What the task requires
Say how many lines in the data below contain the word "windows", and give no other text.

Task material

=======

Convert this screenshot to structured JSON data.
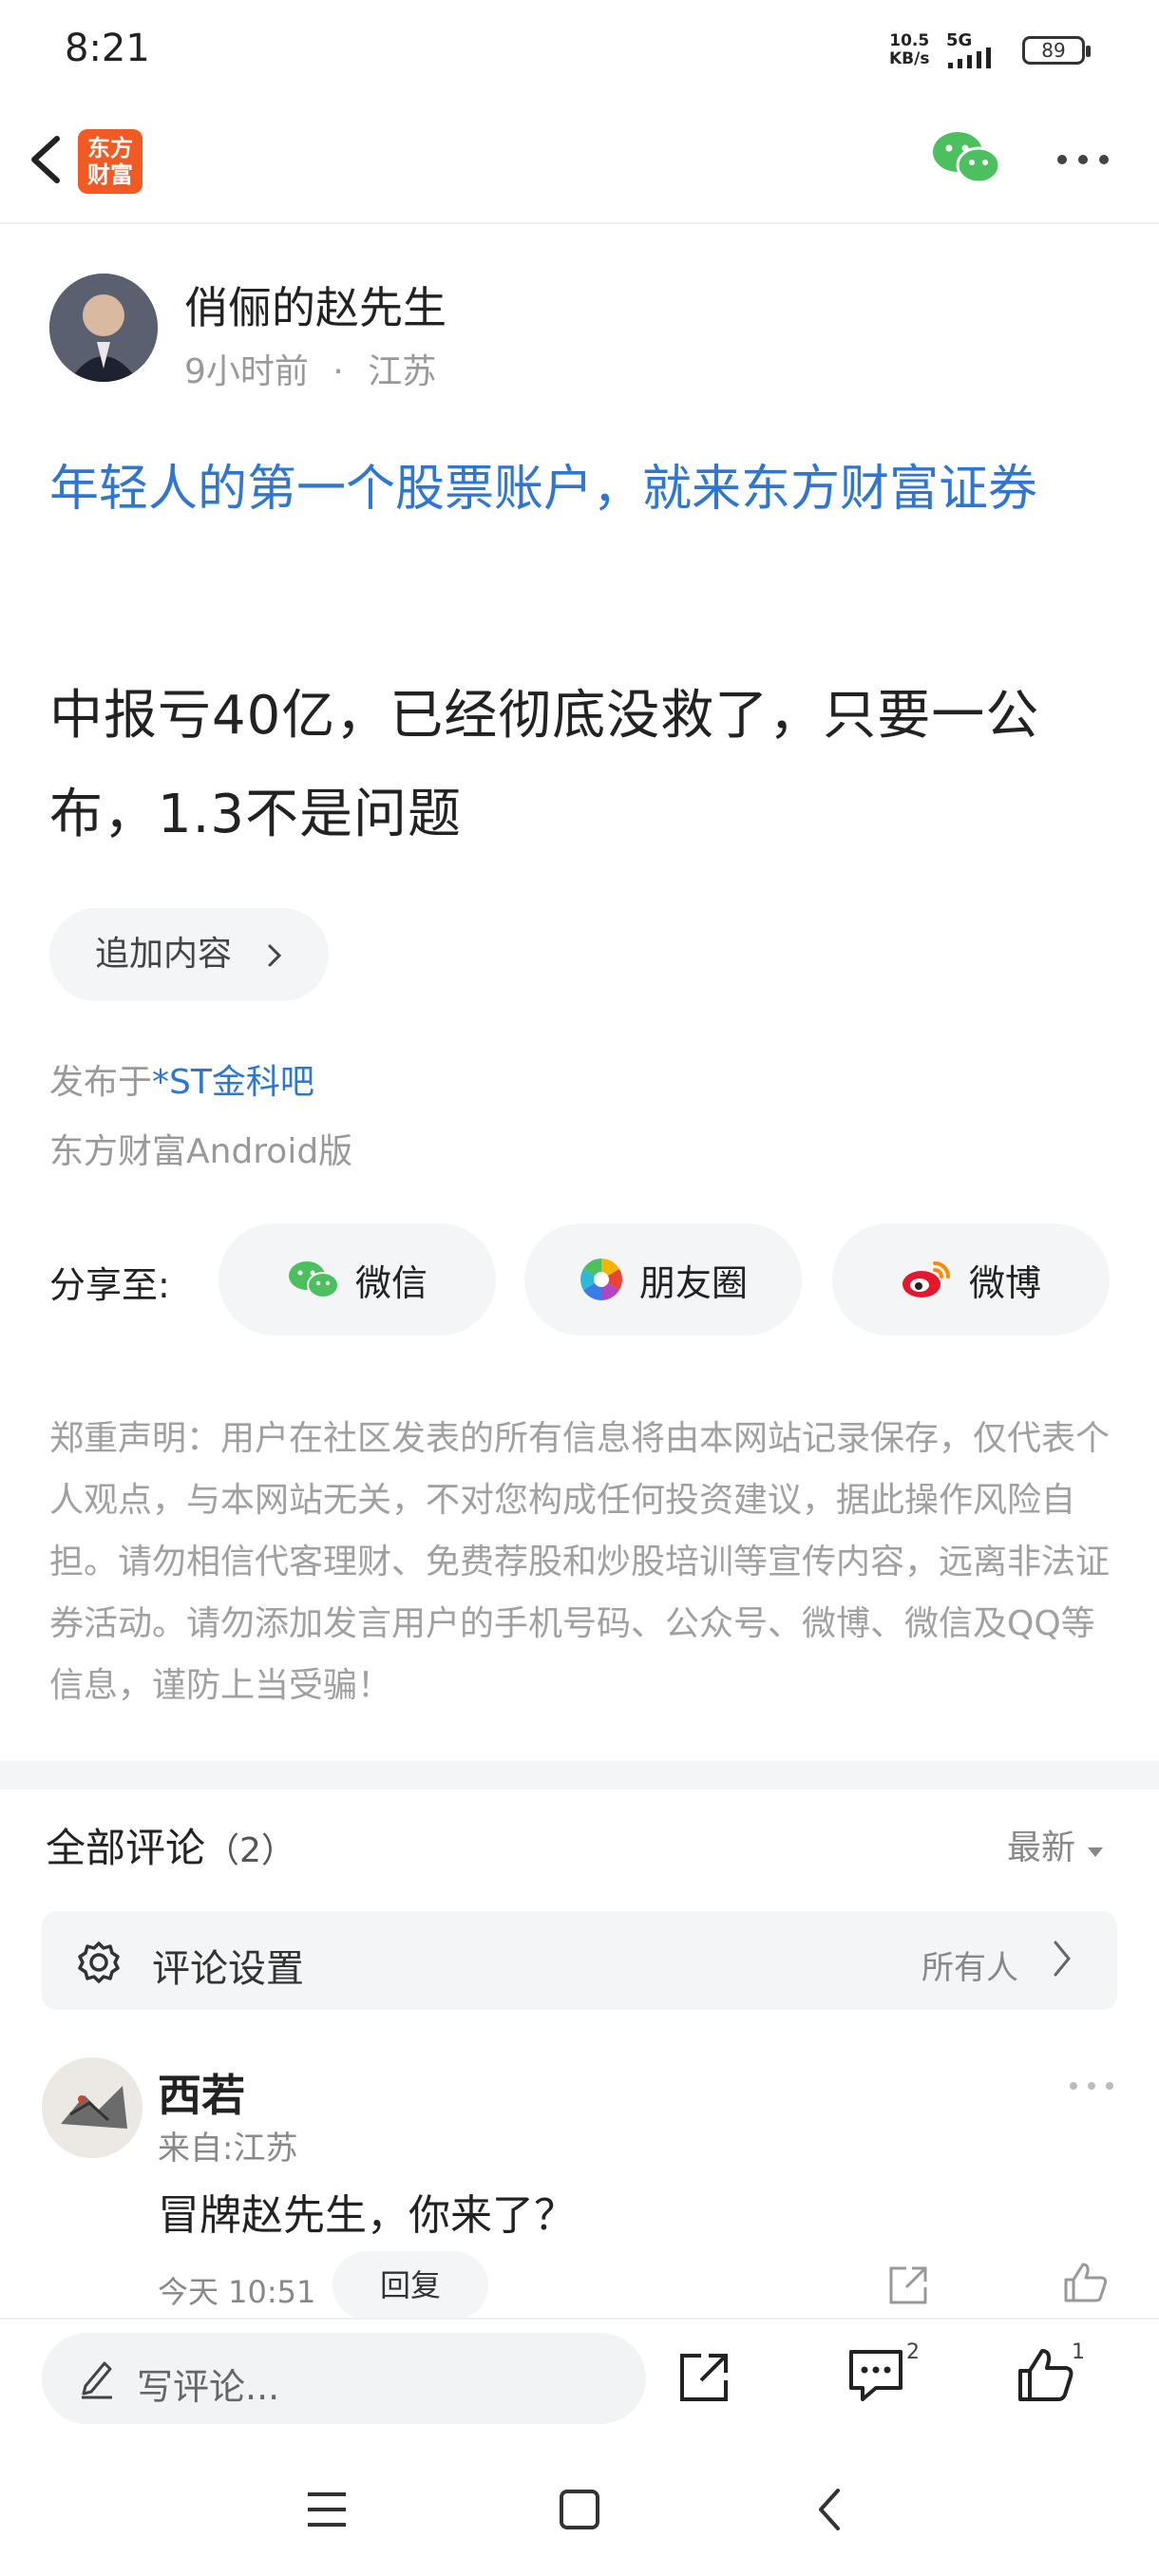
{
  "status_bar": {
    "time": "8:21",
    "net_speed_value": "10.5",
    "net_speed_unit": "KB/s",
    "network": "5G",
    "battery": "89"
  },
  "top_bar": {
    "logo_line1": "东方",
    "logo_line2": "财富"
  },
  "author": {
    "name": "俏俪的赵先生",
    "time_ago": "9小时前",
    "separator": "·",
    "location": "江苏"
  },
  "ad_title": "年轻人的第一个股票账户，就来东方财富证券",
  "post_body": "中报亏40亿，已经彻底没救了，只要一公布，1.3不是问题",
  "append_button": "追加内容",
  "published_prefix": "发布于",
  "published_forum": "*ST金科吧",
  "platform": "东方财富Android版",
  "share": {
    "label": "分享至:",
    "targets": [
      {
        "label": "微信",
        "icon": "wechat-icon"
      },
      {
        "label": "朋友圈",
        "icon": "moments-icon"
      },
      {
        "label": "微博",
        "icon": "weibo-icon"
      }
    ]
  },
  "disclaimer": "郑重声明：用户在社区发表的所有信息将由本网站记录保存，仅代表个人观点，与本网站无关，不对您构成任何投资建议，据此操作风险自担。请勿相信代客理财、免费荐股和炒股培训等宣传内容，远离非法证券活动。请勿添加发言用户的手机号码、公众号、微博、微信及QQ等信息，谨防上当受骗！",
  "comments": {
    "title": "全部评论",
    "count": "（2）",
    "sort_label": "最新",
    "settings_label": "评论设置",
    "settings_value": "所有人",
    "items": [
      {
        "user": "西若",
        "from": "来自:江苏",
        "text": "冒牌赵先生，你来了？",
        "time": "今天 10:51",
        "reply_label": "回复"
      }
    ]
  },
  "bottom_bar": {
    "write_placeholder": "写评论...",
    "comment_count": "2",
    "like_count": "1"
  },
  "colors": {
    "link_blue": "#2f76d2",
    "brand_orange": "#f15a22",
    "wechat_green": "#4cbf5f",
    "muted_gray": "#999999",
    "pill_bg": "#f4f5f7"
  }
}
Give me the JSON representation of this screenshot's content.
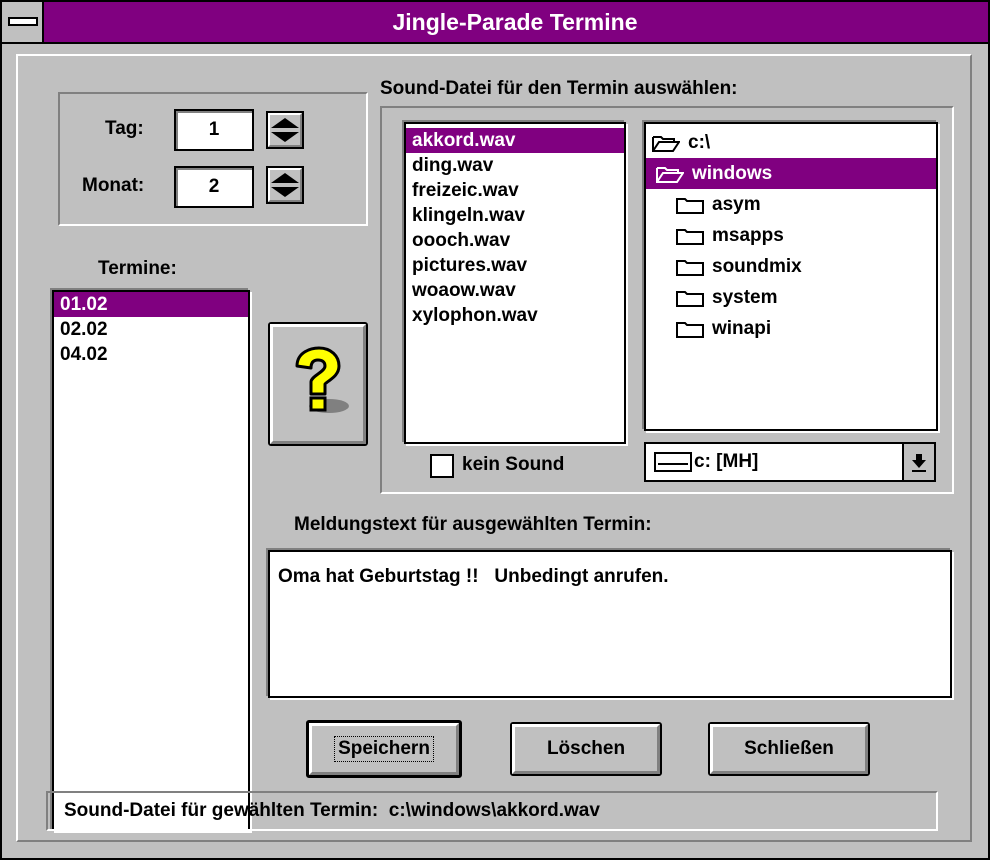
{
  "window": {
    "title": "Jingle-Parade Termine"
  },
  "date": {
    "day_label": "Tag:",
    "day_value": "1",
    "month_label": "Monat:",
    "month_value": "2"
  },
  "appointments": {
    "label": "Termine:",
    "items": [
      "01.02",
      "02.02",
      "04.02"
    ],
    "selected_index": 0
  },
  "sound": {
    "group_label": "Sound-Datei für den Termin auswählen:",
    "files": [
      "akkord.wav",
      "ding.wav",
      "freizeic.wav",
      "klingeln.wav",
      "oooch.wav",
      "pictures.wav",
      "woaow.wav",
      "xylophon.wav"
    ],
    "selected_file_index": 0,
    "directories": [
      {
        "name": "c:\\",
        "level": 0,
        "open": true
      },
      {
        "name": "windows",
        "level": 1,
        "open": true,
        "selected": true
      },
      {
        "name": "asym",
        "level": 2
      },
      {
        "name": "msapps",
        "level": 2
      },
      {
        "name": "soundmix",
        "level": 2
      },
      {
        "name": "system",
        "level": 2
      },
      {
        "name": "winapi",
        "level": 2
      }
    ],
    "drive": "c: [MH]",
    "no_sound_label": "kein Sound",
    "no_sound_checked": false
  },
  "message": {
    "label": "Meldungstext für ausgewählten Termin:",
    "text": "Oma hat Geburtstag !!   Unbedingt anrufen."
  },
  "buttons": {
    "save": "Speichern",
    "delete": "Löschen",
    "close": "Schließen"
  },
  "status": {
    "text": "Sound-Datei für gewählten Termin:  c:\\windows\\akkord.wav"
  },
  "colors": {
    "accent": "#800080",
    "face": "#c0c0c0",
    "help_icon": "#ffff00"
  },
  "icons": {
    "sysmenu": "system-menu-icon",
    "help": "question-mark-icon",
    "spin": "up-down-arrows-icon",
    "folder": "folder-icon",
    "drive": "drive-icon",
    "dropdown": "dropdown-arrow-icon"
  }
}
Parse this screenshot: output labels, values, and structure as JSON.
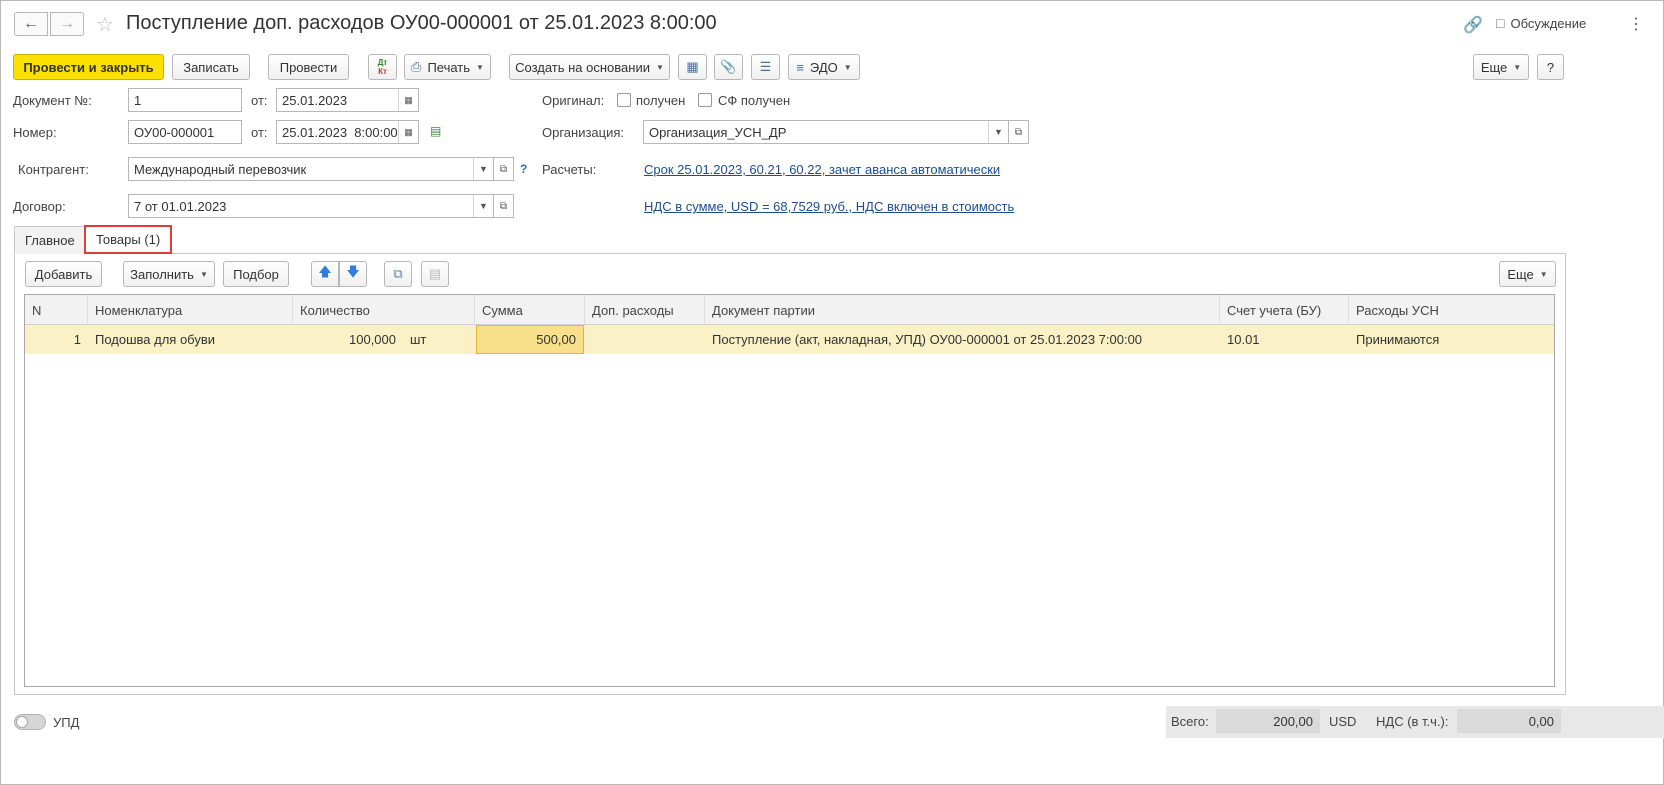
{
  "window": {
    "title": "Поступление доп. расходов ОУ00-000001 от 25.01.2023 8:00:00",
    "discussion_label": "Обсуждение"
  },
  "toolbar": {
    "post_and_close": "Провести и закрыть",
    "save": "Записать",
    "post": "Провести",
    "dtkt_top": "Дт",
    "dtkt_bottom": "Кт",
    "print": "Печать",
    "create_based_on": "Создать на основании",
    "edo": "ЭДО",
    "more": "Еще",
    "help": "?"
  },
  "form": {
    "doc_number_label": "Документ №:",
    "doc_number_value": "1",
    "from_label": "от:",
    "doc_date_value": "25.01.2023",
    "number_label": "Номер:",
    "number_value": "ОУ00-000001",
    "number_datetime_value": "25.01.2023  8:00:00",
    "original_label": "Оригинал:",
    "received_label": "получен",
    "sf_received_label": "СФ получен",
    "organization_label": "Организация:",
    "organization_value": "Организация_УСН_ДР",
    "counterparty_label": "Контрагент:",
    "counterparty_value": "Международный перевозчик",
    "help_mark": "?",
    "settlements_label": "Расчеты:",
    "settlements_link": "Срок 25.01.2023, 60.21, 60.22, зачет аванса автоматически",
    "contract_label": "Договор:",
    "contract_value": "7 от 01.01.2023",
    "vat_link": "НДС в сумме, USD = 68,7529 руб., НДС включен в стоимость"
  },
  "tabs": {
    "main": "Главное",
    "goods": "Товары (1)"
  },
  "table_toolbar": {
    "add": "Добавить",
    "fill": "Заполнить",
    "pick": "Подбор",
    "more": "Еще"
  },
  "table": {
    "headers": {
      "n": "N",
      "nomenclature": "Номенклатура",
      "quantity": "Количество",
      "sum": "Сумма",
      "extra_costs": "Доп. расходы",
      "batch_doc": "Документ партии",
      "account": "Счет учета (БУ)",
      "usn_expenses": "Расходы УСН"
    },
    "rows": [
      {
        "n": "1",
        "nomenclature": "Подошва для обуви",
        "quantity": "100,000",
        "unit": "шт",
        "sum": "500,00",
        "extra_costs": "",
        "batch_doc": "Поступление (акт, накладная, УПД) ОУ00-000001 от 25.01.2023 7:00:00",
        "account": "10.01",
        "usn_expenses": "Принимаются"
      }
    ]
  },
  "footer": {
    "upd_label": "УПД",
    "total_label": "Всего:",
    "total_value": "200,00",
    "currency": "USD",
    "vat_label": "НДС (в т.ч.):",
    "vat_value": "0,00"
  },
  "colors": {
    "primary_button": "#fbe000",
    "selected_row": "#fbf1c6",
    "link": "#1f4d8c",
    "tab_highlight": "#e23b3b"
  }
}
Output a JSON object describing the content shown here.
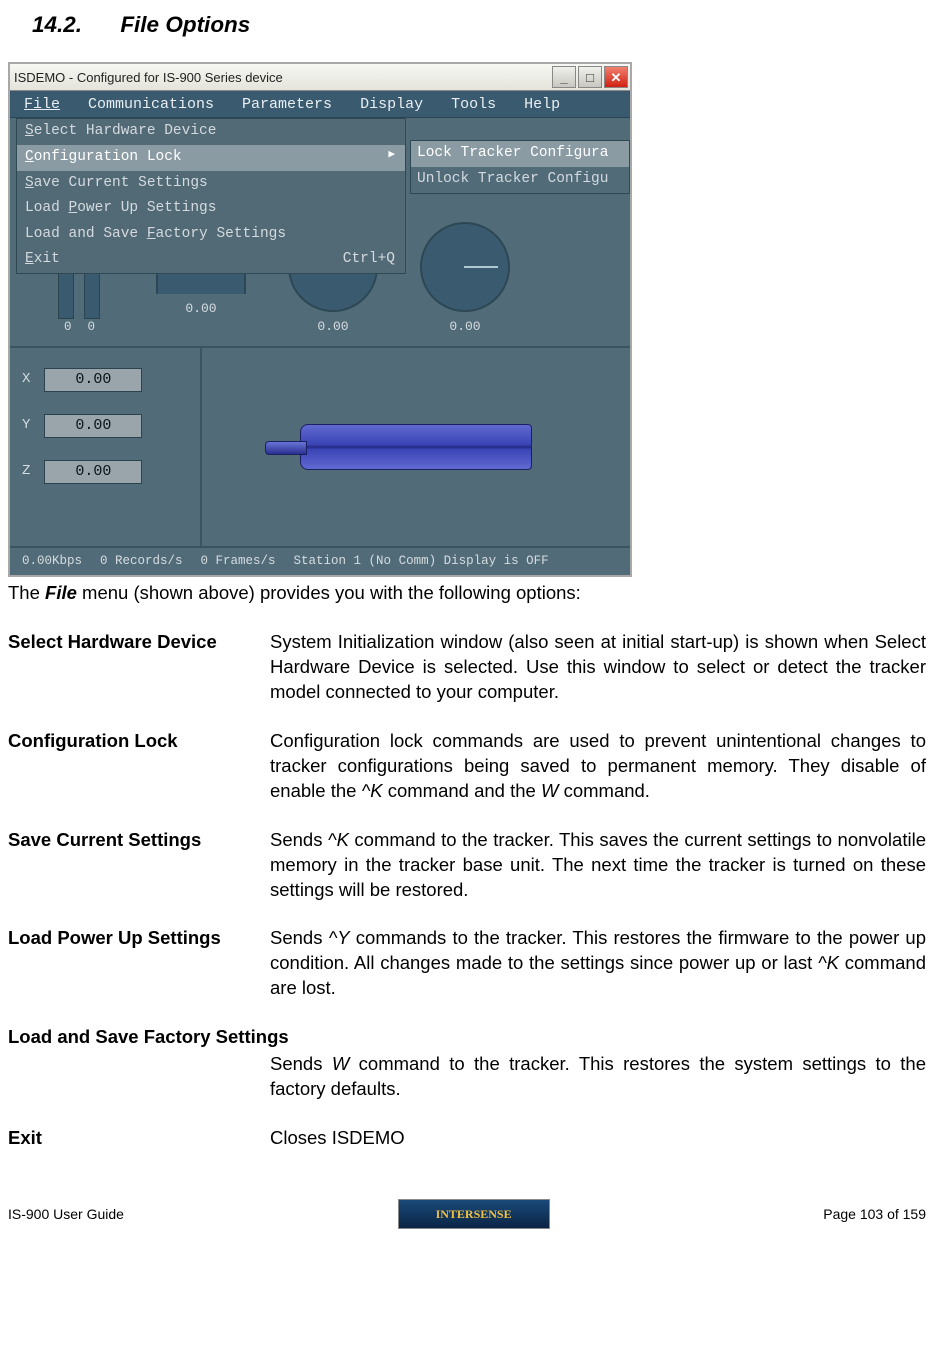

=======

Solved problem
2